_TASKS TO CARRY OUT:_
• a. In the court opinion, what sum did the District Court find would be a reasonable attorney's fee?
• b. Reproduce the stretch of the court opinion from "Before LEWIS, Chief" through "it for payment.".
• c. Extend the court opinion by writing the passage that follows its last sentence.

_SELECTED EXCERPT:_
Kilpatrick Brothers, Inc., Appellant-cross-appellee, v. International Business Machines Corporation, Appellee-cross-appellant, 464 F.2d 1080 (10th Cir. 1969)Annotate this Case
July 19, 1972.
Richard L. Bohanon, Oklahoma City, Okl. (Bohanon & Barth, Oklahoma City, Okl., of counsel, on the brief), for appellant-cross-appellee.
Andrew M. Coats of Crowe, Dunlevy, Thweatt, Swinford, Johnson & Burdick, Oklahoma City, Okl. (Bruce H. Johnson, of Crowe, Dunlevy, Thweatt, Swinford, Johnson & Burdick, Oklahoma City, Okl., on the brief), for appellee-cross-appellant.
Before LEWIS, Chief Judge, DOYLE, Circuit Judge, and WINNER, District Judge.
WILLIAM E. DOYLE, Circuit Judge.
In this collection controversy there is involved a lease of a computer unit and attendant equipment and service composing together a complete data processing system. Plaintiff-appellee I.B.M. obtained summary judgment in the amount of $35,599.94.
I.B.M.'s cross-appeal challenges the District Court's refusal to award attorney's fees based on its decision that such action was not authorized by the Oklahoma statute relied on. The court found that the sum of $9,170.00 would be reasonable.
Defendant-appellant's contentions here are:
1. That the actual agreement was different than the writing in that there was no intention that appellant Kilpatrick Brothers should be bound; that the intention was that a new corporation was to be formed and that I.B.M. was to look to it for payment.
2. That defendant-appellant made a mistake in that it did not believe that its signature on the writing was binding on it.
3. That the party who signed the contract, Charles Neale, was not authorized to do so.

_DATA EXTRACT:_
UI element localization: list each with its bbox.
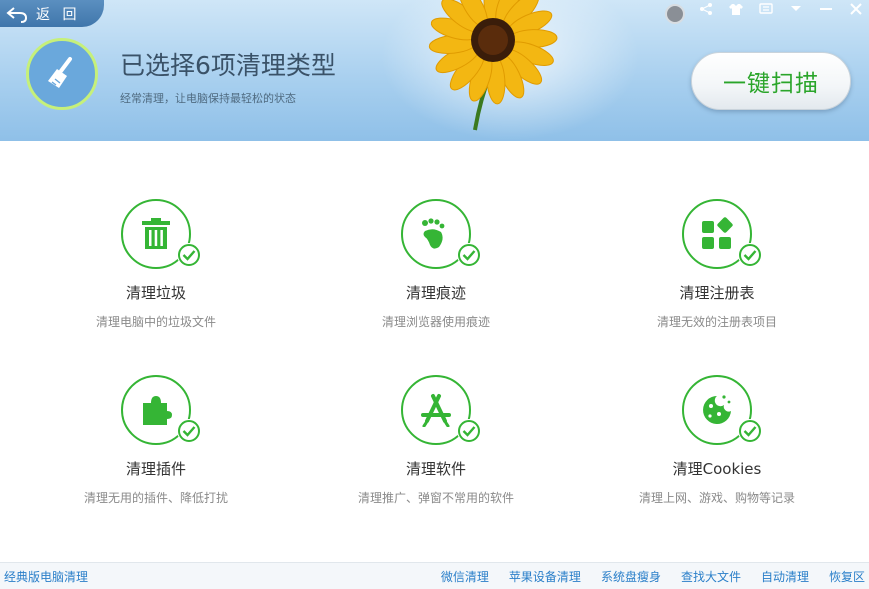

_OUTPUTS BY TASK:_
• a. $9,170.00

• b.
Before LEWIS, Chief Judge, DOYLE, Circuit Judge, and WINNER, District Judge.
WILLIAM E. DOYLE, Circuit Judge.
In this collection controversy there is involved a lease of a computer unit and attendant equipment and service composing together a complete data processing system. Plaintiff-appellee I.B.M. obtained summary judgment in the amount of $35,599.94.
I.B.M.'s cross-appeal challenges the District Court's refusal to award attorney's fees based on its decision that such action was not authorized by the Oklahoma statute relied on. The court found that the sum of $9,170.00 would be reasonable.
Defendant-appellant's contentions here are:
1. That the actual agreement was different than the writing in that there was no intention that appellant Kilpatrick Brothers should be bound; that the intention was that a new corporation was to be formed and that I.B.M. was to look to it for payment.

• c.
One William Kilpatrick was shown to have owned 97 percent of the shares of appellant, Kilpatrick Brothers, Inc. The Treasurer of this company was Charles R. Neale who signed the contract for computer services to be furnished by I.B.M. At the time of the signing of this contract, Kilpatrick and Neale intended to form a data processing company known as Ramtec, Inc., and in fact did form it about one month subsequent to the execution of the contract. Neale was President and William Kilpatrick was Secretary of the newly formed company. Ramtec, Inc. was located on the same premises as Kilpatrick Brothers, and William Kilpatrick owned all of the Ramtec shares.
The contract, which is dated April 30, 1969, was signed by Charles Neale as Treasurer of Kilpatrick Brothers. After this the computer and other equipment were delivered, and statements were sent to Kilpatrick Brothers each month during the continuation of the contract. For several months while the contract was in force the equipment was subleased to Teleprocessing Computer Corporation of America. William Kilpatrick signed this as President, and it recited that Kilpatrick Brothers had entered into an agreement with I.B.M. Under this latter arrangement Kilpatrick Brothers received and negotiated four checks in the amount of $7,300.00 each from Teleprocessing. Needless to say, the checks were not remitted to I.B.M.
We have examined the record and are unable to discover any merit in the position of defendant-appellant that there was no intention that Kilpatrick Brothers was to be bound. The evidence shows that I.B.M. required a responsible promisor and would not have entered into the agreement had it not been for the presence of Kilpatrick Brothers, Inc. as the responsible signer.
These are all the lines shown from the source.